> [WHAT TO PRODUCE]
Collect each line containing "Vertragspartnerin".
─── RECORDS
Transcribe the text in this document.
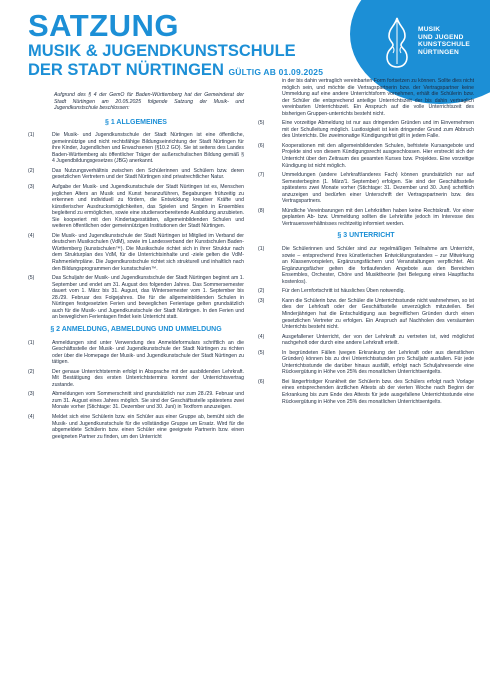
MUSIK
UND JUGEND
KUNSTSCHULE
NÜRTINGEN
SATZUNG
MUSIK & JUGENDKUNSTSCHULE
DER STADT NÜRTINGEN GÜLTIG AB 01.09.2025

Aufgrund des § 4 der GemO für Baden-Württemberg hat der Gemeinderat der Stadt Nürtingen am 20.05.2025 folgende Satzung der Musik- und Jugendkunstschule beschlossen:

§ 1 ALLGEMEINES
(1)	Die Musik- und Jugendkunstschule der Stadt Nürtingen ist eine öffentliche, gemeinnützige und nicht rechtsfähige Bildungseinrichtung der Stadt Nürtingen für ihre Kinder, Jugendlichen und Erwachsenen (§10.2 GO). Sie ist seitens des Landes Baden-Württemberg als öffentlicher Träger der außerschulischen Bildung gemäß § 4 Jugendbildungsgesetzes (JBG) anerkannt.
(2)	Das Nutzungsverhältnis zwischen den Schülerinnen und Schülern bzw. deren gesetzlichen Vertretern und der Stadt Nürtingen sind privatrechtlicher Natur.
(3)	Aufgabe der Musik- und Jugendkunstschule der Stadt Nürtingen ist es, Menschen jeglichen Alters an Musik und Kunst heranzuführen, Begabungen frühzeitig zu erkennen und individuell zu fördern, die Entwicklung kreativer Kräfte und künstlerischer Ausdrucksmöglichkeiten, das Spielen und Singen in Ensembles begleitend zu ermöglichen, sowie eine studienvorbereitende Ausbildung anzubieten. Sie kooperiert mit den Kindertagesstätten, allgemeinbildenden Schulen und weiteren öffentlichen oder gemeinnützigen Institutionen der Stadt Nürtingen.
(4)	Die Musik- und Jugendkunstschule der Stadt Nürtingen ist Mitglied im Verband der deutschen Musikschulen (VdM), sowie im Landesverband der Kunstschulen Baden-Württemberg (kunstschulen™). Die Musikschule richtet sich in ihrer Struktur nach dem Strukturplan des VdM, für die Unterrichtsinhalte und -ziele gelten die VdM-Rahmenlehrpläne. Die Jugendkunstschule richtet sich strukturell und inhaltlich nach den Bildungsprogrammen der kunstschulen™.
(5)	Das Schuljahr der Musik- und Jugendkunstschule der Stadt Nürtingen beginnt am 1. September und endet am 31. August des folgenden Jahres. Das Sommersemester dauert vom 1. März bis 31. August, das Wintersemester vom 1. September bis 28./29. Februar des Folgejahres. Die für die allgemeinbildenden Schulen in Nürtingen festgesetzten Ferien und beweglichen Ferientage gelten grundsätzlich auch für die Musik- und Jugendkunstschule der Stadt Nürtingen. In den Ferien und an beweglichen Ferientagen findet kein Unterricht statt.
§ 2 ANMELDUNG, ABMELDUNG UND UMMELDUNG
(1)	Anmeldungen sind unter Verwendung des Anmeldeformulars schriftlich an die Geschäftsstelle der Musik- und Jugendkunstschule der Stadt Nürtingen zu richten oder über die Homepage der Musik- und Jugendkunstschule der Stadt Nürtingen zu tätigen.
(2)	Der genaue Unterrichtstermin erfolgt in Absprache mit der ausbildenden Lehrkraft. Mit Bestätigung des ersten Unterrichtstermins kommt der Unterrichtsvertrag zustande.
(3)	Abmeldungen vom Sommerschnitt sind grundsätzlich nur zum 28./29. Februar und zum 31. August eines Jahres möglich. Sie sind der Geschäftsstelle spätestens zwei Monate vorher (Stichtage: 31. Dezember und 30. Juni) in Textform anzuzeigen.
(4)	Meldet sich eine Schülerin bzw. ein Schüler aus einer Gruppe ab, bemüht sich die Musik- und Jugendkunstschule für die vollständige Gruppe um Ersatz. Wird für die abgemeldete Schülerin bzw. einen Schüler eine geeignete Partnerin bzw. einen geeigneten Partner zu finden, um den Unterricht
in der bis dahin vertraglich vereinbarten Form fortsetzen zu können. Sollte dies nicht möglich sein, und möchte die Vertragspartnerin bzw. der Vertragspartner keine Ummeldung auf eine andere Unterrichtsform vornehmen, erhält die Schülerin bzw. der Schüler die entsprechend anteilige Unterrichtszeit der bis dahin vertraglich vereinbarten Unterrichtszeit. Ein Anspruch auf die volle Unterrichtszeit des bisherigen Gruppen-unterrichts besteht nicht.
(5)	Eine vorzeitige Abmeldung ist nur aus dringenden Gründen und im Einvernehmen mit der Schulleitung möglich. Lustlosigkeit ist kein dringender Grund zum Abbruch des Unterrichts. Die zweimonatige Kündigungsfrist gilt in jedem Falle.
(6)	Kooperationen mit den allgemeinbildenden Schulen, befristete Kursangebote und Projekte sind von diesem Kündigungsrecht ausgeschlossen. Hier erstreckt sich der Unterricht über den Zeitraum des gesamten Kurses bzw. Projektes. Eine vorzeitige Kündigung ist nicht möglich.
(7)	Ummeldungen (andere Lehrkraft/anderes Fach) können grundsätzlich nur auf Semesterbeginn (1. März/1. September) erfolgen. Sie sind der Geschäftsstelle spätestens zwei Monate vorher (Stichtage: 31. Dezember und 30. Juni) schriftlich anzuzeigen und bedürfen einer Unterschrift der Vertragspartnerin bzw. des Vertragspartners.
(8)	Mündliche Vereinbarungen mit den Lehrkräften haben keine Rechtskraft. Vor einer geplanten Ab- bzw. Ummeldung sollten die Lehrkräfte jedoch im Interesse des Vertrauensverhältnisses rechtzeitig informiert werden.
§ 3 UNTERRICHT
(1)	Die Schülerinnen und Schüler sind zur regelmäßigen Teilnahme am Unterricht, sowie – entsprechend ihres künstlerischen Entwicklungsstandes – zur Mitwirkung an Klassenvorspielen, Ergänzungsfächern und Veranstaltungen verpflichtet. Als Ergänzungsfächer gelten die fortlaufenden Angebote aus den Bereichen Ensembles, Orchester, Chöre und Musiktheorie (bei Belegung eines Hauptfachs kostenlos).
(2)	Für den Lernfortschritt ist häusliches Üben notwendig.
(3)	Kann die Schülerin bzw. der Schüler die Unterrichtsstunde nicht wahrnehmen, so ist dies der Lehrkraft oder der Geschäftsstelle unverzüglich mitzuteilen. Bei Minderjährigen hat die Entschuldigung aus begreiflichen Gründen durch einen gesetzlichen Vertreter zu erfolgen. Ein Anspruch auf Nachholen des versäumten Unterrichts besteht nicht.
(4)	Ausgefallener Unterricht, der von der Lehrkraft zu vertreten ist, wird möglichst nachgeholt oder durch eine andere Lehrkraft erteilt.
(5)	In begründeten Fällen (wegen Erkrankung der Lehrkraft oder aus dienstlichen Gründen) können bis zu drei Unterrichtsstunden pro Schuljahr ausfallen. Für jede Unterrichtsstunde die darüber hinaus ausfällt, erfolgt nach Schuljahresende eine Rückvergütung in Höhe von 25% des monatlichen Unterrichtsentgelts.
(6)	Bei längerfristiger Krankheit der Schülerin bzw. des Schülers erfolgt nach Vorlage eines entsprechenden ärztlichen Attests ab der vierten Woche nach Beginn der Erkrankung bis zum Ende des Attests für jede ausgefallene Unterrichtsstunde eine Rückvergütung in Höhe von 25% des monatlichen Unterrichtsentgelts.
──────
> [WRITTEN ANSWER]
in der bis dahin vertraglich vereinbarten Form fortsetzen zu können. Sollte dies nicht möglich sein, und möchte die Vertragspartnerin bzw. der Vertragspartner keine Ummeldung auf eine andere Unterrichtsform vornehmen, erhält die Schülerin bzw. der Schüler die entsprechend anteilige Unterrichtszeit der bis dahin vertraglich vereinbarten Unterrichtszeit. Ein Anspruch auf die volle Unterrichtszeit des bisherigen Gruppen-unterrichts besteht nicht.
(7)	Ummeldungen (andere Lehrkraft/anderes Fach) können grundsätzlich nur auf Semesterbeginn (1. März/1. September) erfolgen. Sie sind der Geschäftsstelle spätestens zwei Monate vorher (Stichtage: 31. Dezember und 30. Juni) schriftlich anzuzeigen und bedürfen einer Unterschrift der Vertragspartnerin bzw. des Vertragspartners.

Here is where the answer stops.